■ **SELECTED EXTRACT**:

--- Begin ---

Monday, November 28, 2011

Sunday Soups: Spicy Turkey Posole

I know everyone is sick of turkey by now, but I hope you'll still appreciate this unexpected twist on the usual turkey soup.  On Friday, I made turkey stock from the remains of our 29 1/2 pound bird.  (I say remains because I hate the word carcass.  It sounds so vulgar.  Remains isn't much of an improvement, though, is it?)  I've learned over the last few years to break down the turkey soup process into stages, otherwise I find it to be overwhelming.  Getting the stock out of the way is a managable task the next day while putting things away and vacuuming up crumbs (and a few raw green beans I found in odd places?) and taking a nap on the couch, if you are so lucky.  I stayed out of the kitchen on Saturday.  On Sunday, I skimmed the fat off the top, and filled two large containers for the freezer, so over the course of the next several months we can have a quick turkey soup or minestrone or whatever else strikes our fancy.  The rest went into the Spicy Turkey Posole.

--- End ---

■ **DATA LINES**:
--- Begin ---

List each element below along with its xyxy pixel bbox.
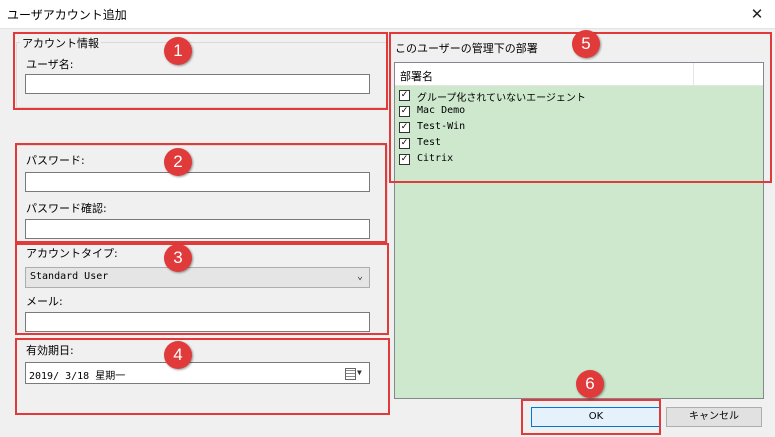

--- End ---
--- Begin ---

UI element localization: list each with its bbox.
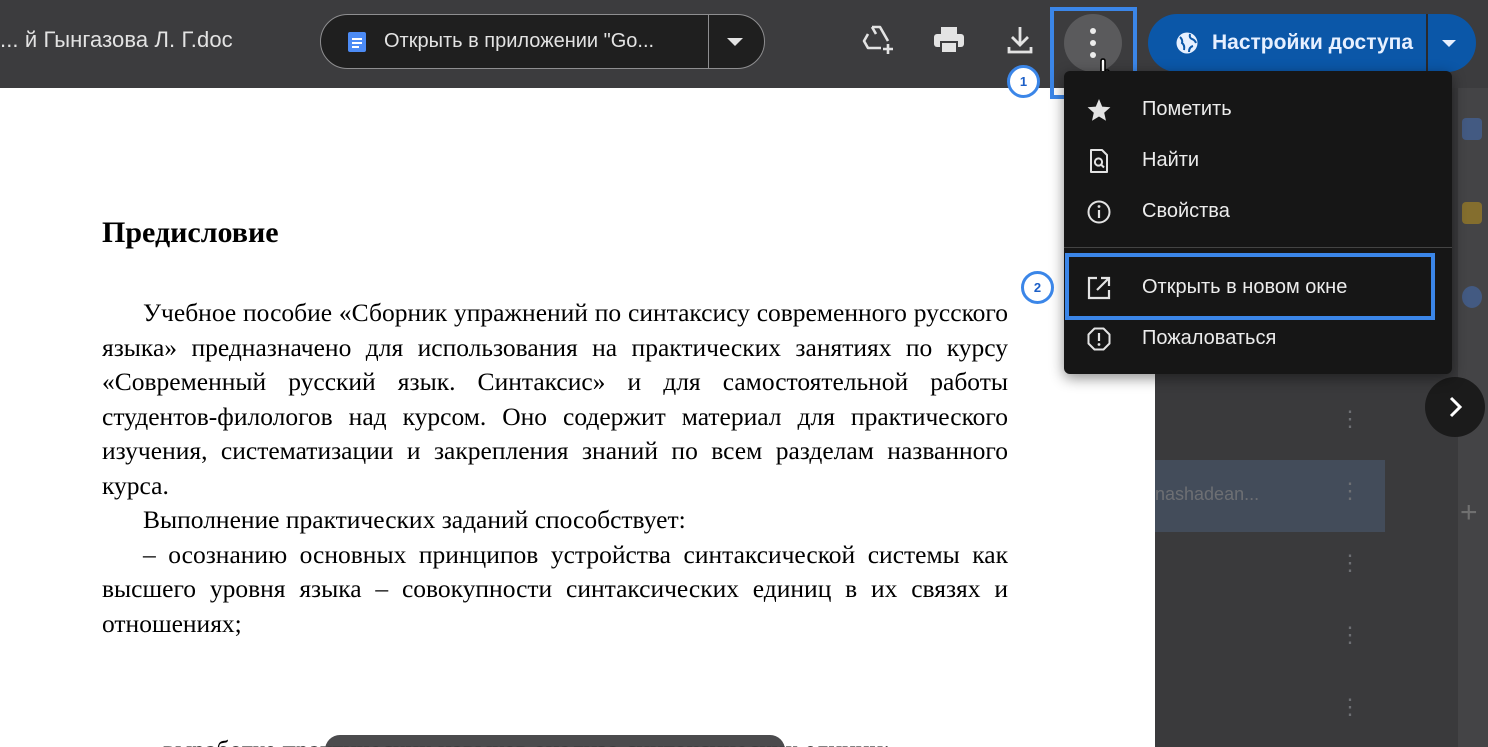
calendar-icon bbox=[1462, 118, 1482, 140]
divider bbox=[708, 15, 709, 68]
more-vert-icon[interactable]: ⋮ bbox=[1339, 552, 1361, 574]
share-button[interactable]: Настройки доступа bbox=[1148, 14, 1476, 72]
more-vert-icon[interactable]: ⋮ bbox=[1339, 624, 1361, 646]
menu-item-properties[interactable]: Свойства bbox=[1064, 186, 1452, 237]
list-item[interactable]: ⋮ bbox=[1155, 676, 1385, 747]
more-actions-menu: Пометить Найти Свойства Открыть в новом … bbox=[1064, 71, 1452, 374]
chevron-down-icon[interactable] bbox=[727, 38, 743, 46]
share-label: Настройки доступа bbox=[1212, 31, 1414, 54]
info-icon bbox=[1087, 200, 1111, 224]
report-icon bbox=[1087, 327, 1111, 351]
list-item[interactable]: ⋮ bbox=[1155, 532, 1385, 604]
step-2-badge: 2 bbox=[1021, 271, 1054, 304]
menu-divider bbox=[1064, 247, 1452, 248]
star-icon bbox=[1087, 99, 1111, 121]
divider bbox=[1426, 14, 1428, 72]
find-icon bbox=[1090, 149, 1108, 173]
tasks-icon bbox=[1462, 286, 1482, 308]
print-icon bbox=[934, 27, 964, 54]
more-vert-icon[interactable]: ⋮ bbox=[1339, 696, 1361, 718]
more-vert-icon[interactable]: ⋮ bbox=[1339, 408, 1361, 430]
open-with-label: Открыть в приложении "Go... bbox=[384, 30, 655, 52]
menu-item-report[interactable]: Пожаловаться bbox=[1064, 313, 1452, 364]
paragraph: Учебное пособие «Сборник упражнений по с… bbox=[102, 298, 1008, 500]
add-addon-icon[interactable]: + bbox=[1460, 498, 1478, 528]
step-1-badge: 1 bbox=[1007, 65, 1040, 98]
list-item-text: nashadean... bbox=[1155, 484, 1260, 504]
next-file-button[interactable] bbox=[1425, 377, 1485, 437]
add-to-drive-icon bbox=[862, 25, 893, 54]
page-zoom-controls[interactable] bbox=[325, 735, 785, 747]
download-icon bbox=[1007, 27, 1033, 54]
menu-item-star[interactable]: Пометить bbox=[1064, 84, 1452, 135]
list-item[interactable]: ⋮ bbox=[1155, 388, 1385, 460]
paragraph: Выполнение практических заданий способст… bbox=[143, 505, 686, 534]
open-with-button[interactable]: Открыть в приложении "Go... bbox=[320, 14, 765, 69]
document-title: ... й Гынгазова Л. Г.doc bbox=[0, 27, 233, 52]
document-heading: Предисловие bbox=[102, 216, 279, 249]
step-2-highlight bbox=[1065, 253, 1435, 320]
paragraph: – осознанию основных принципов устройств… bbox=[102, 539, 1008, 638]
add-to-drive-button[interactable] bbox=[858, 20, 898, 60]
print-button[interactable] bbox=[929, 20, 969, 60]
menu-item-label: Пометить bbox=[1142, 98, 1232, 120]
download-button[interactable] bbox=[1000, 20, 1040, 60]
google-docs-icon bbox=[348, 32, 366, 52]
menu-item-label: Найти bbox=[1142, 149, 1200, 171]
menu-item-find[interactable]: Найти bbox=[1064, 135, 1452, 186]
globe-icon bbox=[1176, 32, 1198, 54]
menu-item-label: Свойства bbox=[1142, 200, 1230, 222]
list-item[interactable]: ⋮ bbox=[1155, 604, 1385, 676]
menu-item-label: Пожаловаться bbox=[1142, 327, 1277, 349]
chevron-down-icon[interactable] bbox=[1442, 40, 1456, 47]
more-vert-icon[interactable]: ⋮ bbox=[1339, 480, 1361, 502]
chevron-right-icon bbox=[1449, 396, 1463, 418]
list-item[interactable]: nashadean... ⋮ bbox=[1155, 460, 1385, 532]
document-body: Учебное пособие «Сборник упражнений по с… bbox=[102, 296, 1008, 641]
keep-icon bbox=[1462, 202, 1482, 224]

--- End ---

■ **SET OF TASKS**:
• a. In the turkey posole post, how much did the turkey weigh?
• b. Pick up the turkey posole post right after its last sentence and write what comes next.
You won't need the entries for any of this.

■ **WRITTEN RESPONSES**:
• a. 29 1/2 pounds.

• b.
Before I get to the recipe, I want to mention that the highlight of Thanksgiving for me this year, besides the wonderful time spent with family, turned out to be my mom's biscuits.  We've been eating them for breakfast with butter and jam, and for lunch with turkey and cranberry sauce.  I don't think it's possible that we'll ever get tired of them.  I was looking for the recipe online so I could share, and I found that Deb from Smitten Kitchen uses the same recipe: James Beards' Cream Biscuits.  She recommends preparing them to the point of baking and then freezing them, so you can pop a few in the oven for fresh biscuits any time.  That is a dangerous piece of information.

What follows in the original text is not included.